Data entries
○ ○ ○ ○ ○
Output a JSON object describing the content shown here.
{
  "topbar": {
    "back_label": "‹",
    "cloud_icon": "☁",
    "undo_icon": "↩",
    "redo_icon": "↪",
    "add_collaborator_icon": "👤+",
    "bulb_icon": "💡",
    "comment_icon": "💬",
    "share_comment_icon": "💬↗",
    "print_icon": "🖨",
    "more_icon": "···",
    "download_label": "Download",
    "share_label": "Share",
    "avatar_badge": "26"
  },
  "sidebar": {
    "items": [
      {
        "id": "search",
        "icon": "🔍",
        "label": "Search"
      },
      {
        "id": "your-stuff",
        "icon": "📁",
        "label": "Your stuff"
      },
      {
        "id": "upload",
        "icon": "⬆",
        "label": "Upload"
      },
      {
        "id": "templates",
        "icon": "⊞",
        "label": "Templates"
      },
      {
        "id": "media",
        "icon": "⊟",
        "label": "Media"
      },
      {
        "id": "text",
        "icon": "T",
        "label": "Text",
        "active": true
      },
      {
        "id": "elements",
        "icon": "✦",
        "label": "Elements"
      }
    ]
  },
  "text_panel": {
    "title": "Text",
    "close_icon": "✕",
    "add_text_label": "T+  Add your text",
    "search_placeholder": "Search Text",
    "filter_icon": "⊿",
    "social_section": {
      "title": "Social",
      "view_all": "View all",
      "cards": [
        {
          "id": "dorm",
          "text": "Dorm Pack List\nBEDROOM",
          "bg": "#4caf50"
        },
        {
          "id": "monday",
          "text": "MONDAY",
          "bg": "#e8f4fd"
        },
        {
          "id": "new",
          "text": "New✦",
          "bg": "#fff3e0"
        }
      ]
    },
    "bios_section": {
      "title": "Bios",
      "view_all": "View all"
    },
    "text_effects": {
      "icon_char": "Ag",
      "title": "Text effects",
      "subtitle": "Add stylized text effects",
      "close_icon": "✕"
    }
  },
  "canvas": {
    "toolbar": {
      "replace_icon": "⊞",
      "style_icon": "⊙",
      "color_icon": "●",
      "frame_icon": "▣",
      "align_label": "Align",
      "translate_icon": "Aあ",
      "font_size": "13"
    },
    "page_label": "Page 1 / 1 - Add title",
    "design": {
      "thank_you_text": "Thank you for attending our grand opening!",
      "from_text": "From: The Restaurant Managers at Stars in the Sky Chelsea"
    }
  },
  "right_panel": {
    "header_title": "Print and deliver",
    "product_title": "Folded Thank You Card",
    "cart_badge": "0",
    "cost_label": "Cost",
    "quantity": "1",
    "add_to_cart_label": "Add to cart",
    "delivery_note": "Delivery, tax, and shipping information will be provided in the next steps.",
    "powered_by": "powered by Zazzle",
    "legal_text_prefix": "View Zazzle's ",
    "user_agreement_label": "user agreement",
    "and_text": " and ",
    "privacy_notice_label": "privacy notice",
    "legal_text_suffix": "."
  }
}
○ ○ ○ ○ ○
→ PROBLEM TO SOLVE: Return a copy of every line that includes the word "Zazzle".

→ RESPONSE TO THE EXERCISE:
    "powered_by": "powered by Zazzle",
    "legal_text_prefix": "View Zazzle's ",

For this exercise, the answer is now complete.